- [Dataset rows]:
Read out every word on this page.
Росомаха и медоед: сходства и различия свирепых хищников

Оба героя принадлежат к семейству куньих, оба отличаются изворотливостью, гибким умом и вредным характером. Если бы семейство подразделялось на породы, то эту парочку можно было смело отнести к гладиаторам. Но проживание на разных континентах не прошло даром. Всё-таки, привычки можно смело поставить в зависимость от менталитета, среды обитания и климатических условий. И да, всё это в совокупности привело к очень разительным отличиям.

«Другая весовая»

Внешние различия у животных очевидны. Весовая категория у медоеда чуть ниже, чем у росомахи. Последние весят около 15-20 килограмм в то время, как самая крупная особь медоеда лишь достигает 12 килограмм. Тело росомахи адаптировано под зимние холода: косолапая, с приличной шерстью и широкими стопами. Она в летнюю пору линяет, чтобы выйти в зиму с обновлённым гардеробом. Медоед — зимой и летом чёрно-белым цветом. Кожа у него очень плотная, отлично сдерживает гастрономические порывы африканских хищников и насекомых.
...
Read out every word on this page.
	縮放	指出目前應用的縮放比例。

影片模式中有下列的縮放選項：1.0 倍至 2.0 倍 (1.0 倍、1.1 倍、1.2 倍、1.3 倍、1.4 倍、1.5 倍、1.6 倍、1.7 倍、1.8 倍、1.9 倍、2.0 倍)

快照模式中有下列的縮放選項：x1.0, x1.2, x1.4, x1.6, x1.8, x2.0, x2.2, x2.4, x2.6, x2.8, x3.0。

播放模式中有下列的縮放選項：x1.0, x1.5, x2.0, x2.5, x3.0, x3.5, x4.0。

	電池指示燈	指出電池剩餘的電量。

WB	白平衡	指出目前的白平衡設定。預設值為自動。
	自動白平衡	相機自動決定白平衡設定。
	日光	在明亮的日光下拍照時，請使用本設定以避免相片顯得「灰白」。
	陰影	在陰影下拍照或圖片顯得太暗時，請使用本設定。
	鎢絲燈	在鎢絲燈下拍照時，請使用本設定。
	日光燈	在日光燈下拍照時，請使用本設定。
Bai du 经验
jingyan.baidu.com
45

- [Short task]:
Copy each line holding the word "различия" from the listing above.

- [The output]:
Росомаха и медоед: сходства и различия свирепых хищников
Внешние различия у животных очевидны. Весовая категория у медоеда чуть ниже, чем у росомахи. Последние весят около 15-20 килограмм в то время, как самая крупная особь медоеда лишь достигает 12 килограмм. Тело росомахи адаптировано под зимние холода: косолапая, с приличной шерстью и широкими стопами. Она в летнюю пору линяет, чтобы выйти в зиму с обновлённым гардеробом. Медоед — зимой и летом чёрно-белым цветом. Кожа у него очень плотная, отлично сдерживает гастрономические порывы африканских хищников и насекомых.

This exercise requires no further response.